▶ **RECORDS SHOWN**
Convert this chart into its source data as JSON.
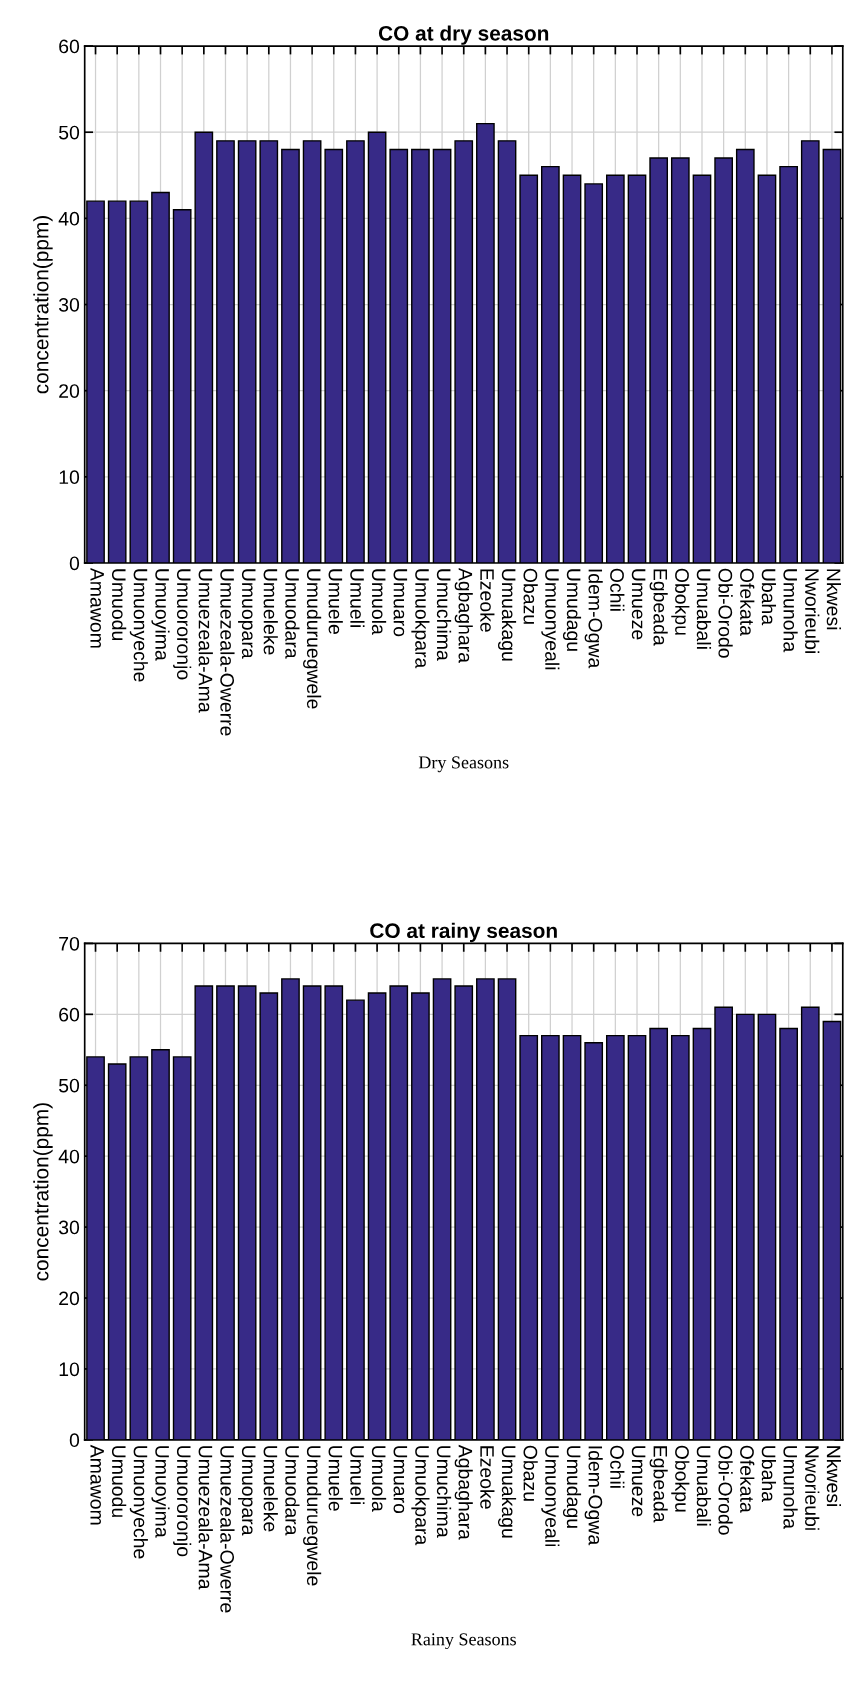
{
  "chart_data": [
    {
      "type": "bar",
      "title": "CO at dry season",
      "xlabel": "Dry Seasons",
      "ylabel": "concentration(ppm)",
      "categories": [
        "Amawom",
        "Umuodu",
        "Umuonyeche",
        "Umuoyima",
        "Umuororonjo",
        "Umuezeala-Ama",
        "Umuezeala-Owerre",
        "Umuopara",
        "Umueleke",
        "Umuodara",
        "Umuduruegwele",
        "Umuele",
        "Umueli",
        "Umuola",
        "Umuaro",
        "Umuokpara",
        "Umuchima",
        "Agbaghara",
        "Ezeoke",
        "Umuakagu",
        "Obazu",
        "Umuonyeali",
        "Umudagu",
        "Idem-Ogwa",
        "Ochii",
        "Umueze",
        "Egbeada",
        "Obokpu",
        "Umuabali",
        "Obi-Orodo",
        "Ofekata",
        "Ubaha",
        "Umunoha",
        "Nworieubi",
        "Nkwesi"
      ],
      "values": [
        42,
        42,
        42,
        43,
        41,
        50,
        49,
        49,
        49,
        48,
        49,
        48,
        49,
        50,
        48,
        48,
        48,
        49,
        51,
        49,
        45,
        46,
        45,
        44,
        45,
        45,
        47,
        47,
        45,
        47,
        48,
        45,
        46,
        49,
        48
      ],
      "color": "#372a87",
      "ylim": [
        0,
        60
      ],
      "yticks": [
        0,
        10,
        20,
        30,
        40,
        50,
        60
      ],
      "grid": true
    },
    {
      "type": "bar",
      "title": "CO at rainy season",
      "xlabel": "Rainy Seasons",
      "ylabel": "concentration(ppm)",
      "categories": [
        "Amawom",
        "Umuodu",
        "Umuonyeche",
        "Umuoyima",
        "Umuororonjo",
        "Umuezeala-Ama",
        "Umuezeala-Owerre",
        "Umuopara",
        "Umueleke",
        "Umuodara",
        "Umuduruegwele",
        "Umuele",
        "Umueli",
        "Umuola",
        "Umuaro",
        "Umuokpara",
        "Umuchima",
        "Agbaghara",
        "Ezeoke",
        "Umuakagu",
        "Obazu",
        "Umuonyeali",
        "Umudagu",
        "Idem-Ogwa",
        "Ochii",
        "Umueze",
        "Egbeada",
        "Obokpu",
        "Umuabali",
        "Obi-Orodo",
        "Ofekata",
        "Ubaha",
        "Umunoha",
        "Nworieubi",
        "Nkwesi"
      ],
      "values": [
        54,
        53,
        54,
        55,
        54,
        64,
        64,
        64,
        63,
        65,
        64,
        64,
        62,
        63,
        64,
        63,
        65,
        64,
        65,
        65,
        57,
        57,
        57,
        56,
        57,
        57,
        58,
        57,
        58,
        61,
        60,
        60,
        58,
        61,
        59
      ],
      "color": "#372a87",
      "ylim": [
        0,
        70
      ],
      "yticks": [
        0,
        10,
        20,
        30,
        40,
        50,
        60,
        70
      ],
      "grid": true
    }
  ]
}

▶ **EXERCISE**
In the copy, include no pictures; restate the listing above exactly.

▶ **WRITTEN RESPONSE**
Convert this chart into its source data as JSON.
{
  "chart_data": [
    {
      "type": "bar",
      "title": "CO at dry season",
      "xlabel": "Dry Seasons",
      "ylabel": "concentration(ppm)",
      "categories": [
        "Amawom",
        "Umuodu",
        "Umuonyeche",
        "Umuoyima",
        "Umuororonjo",
        "Umuezeala-Ama",
        "Umuezeala-Owerre",
        "Umuopara",
        "Umueleke",
        "Umuodara",
        "Umuduruegwele",
        "Umuele",
        "Umueli",
        "Umuola",
        "Umuaro",
        "Umuokpara",
        "Umuchima",
        "Agbaghara",
        "Ezeoke",
        "Umuakagu",
        "Obazu",
        "Umuonyeali",
        "Umudagu",
        "Idem-Ogwa",
        "Ochii",
        "Umueze",
        "Egbeada",
        "Obokpu",
        "Umuabali",
        "Obi-Orodo",
        "Ofekata",
        "Ubaha",
        "Umunoha",
        "Nworieubi",
        "Nkwesi"
      ],
      "values": [
        42,
        42,
        42,
        43,
        41,
        50,
        49,
        49,
        49,
        48,
        49,
        48,
        49,
        50,
        48,
        48,
        48,
        49,
        51,
        49,
        45,
        46,
        45,
        44,
        45,
        45,
        47,
        47,
        45,
        47,
        48,
        45,
        46,
        49,
        48
      ],
      "color": "#372a87",
      "ylim": [
        0,
        60
      ],
      "yticks": [
        0,
        10,
        20,
        30,
        40,
        50,
        60
      ],
      "grid": true
    },
    {
      "type": "bar",
      "title": "CO at rainy season",
      "xlabel": "Rainy Seasons",
      "ylabel": "concentration(ppm)",
      "categories": [
        "Amawom",
        "Umuodu",
        "Umuonyeche",
        "Umuoyima",
        "Umuororonjo",
        "Umuezeala-Ama",
        "Umuezeala-Owerre",
        "Umuopara",
        "Umueleke",
        "Umuodara",
        "Umuduruegwele",
        "Umuele",
        "Umueli",
        "Umuola",
        "Umuaro",
        "Umuokpara",
        "Umuchima",
        "Agbaghara",
        "Ezeoke",
        "Umuakagu",
        "Obazu",
        "Umuonyeali",
        "Umudagu",
        "Idem-Ogwa",
        "Ochii",
        "Umueze",
        "Egbeada",
        "Obokpu",
        "Umuabali",
        "Obi-Orodo",
        "Ofekata",
        "Ubaha",
        "Umunoha",
        "Nworieubi",
        "Nkwesi"
      ],
      "values": [
        54,
        53,
        54,
        55,
        54,
        64,
        64,
        64,
        63,
        65,
        64,
        64,
        62,
        63,
        64,
        63,
        65,
        64,
        65,
        65,
        57,
        57,
        57,
        56,
        57,
        57,
        58,
        57,
        58,
        61,
        60,
        60,
        58,
        61,
        59
      ],
      "color": "#372a87",
      "ylim": [
        0,
        70
      ],
      "yticks": [
        0,
        10,
        20,
        30,
        40,
        50,
        60,
        70
      ],
      "grid": true
    }
  ]
}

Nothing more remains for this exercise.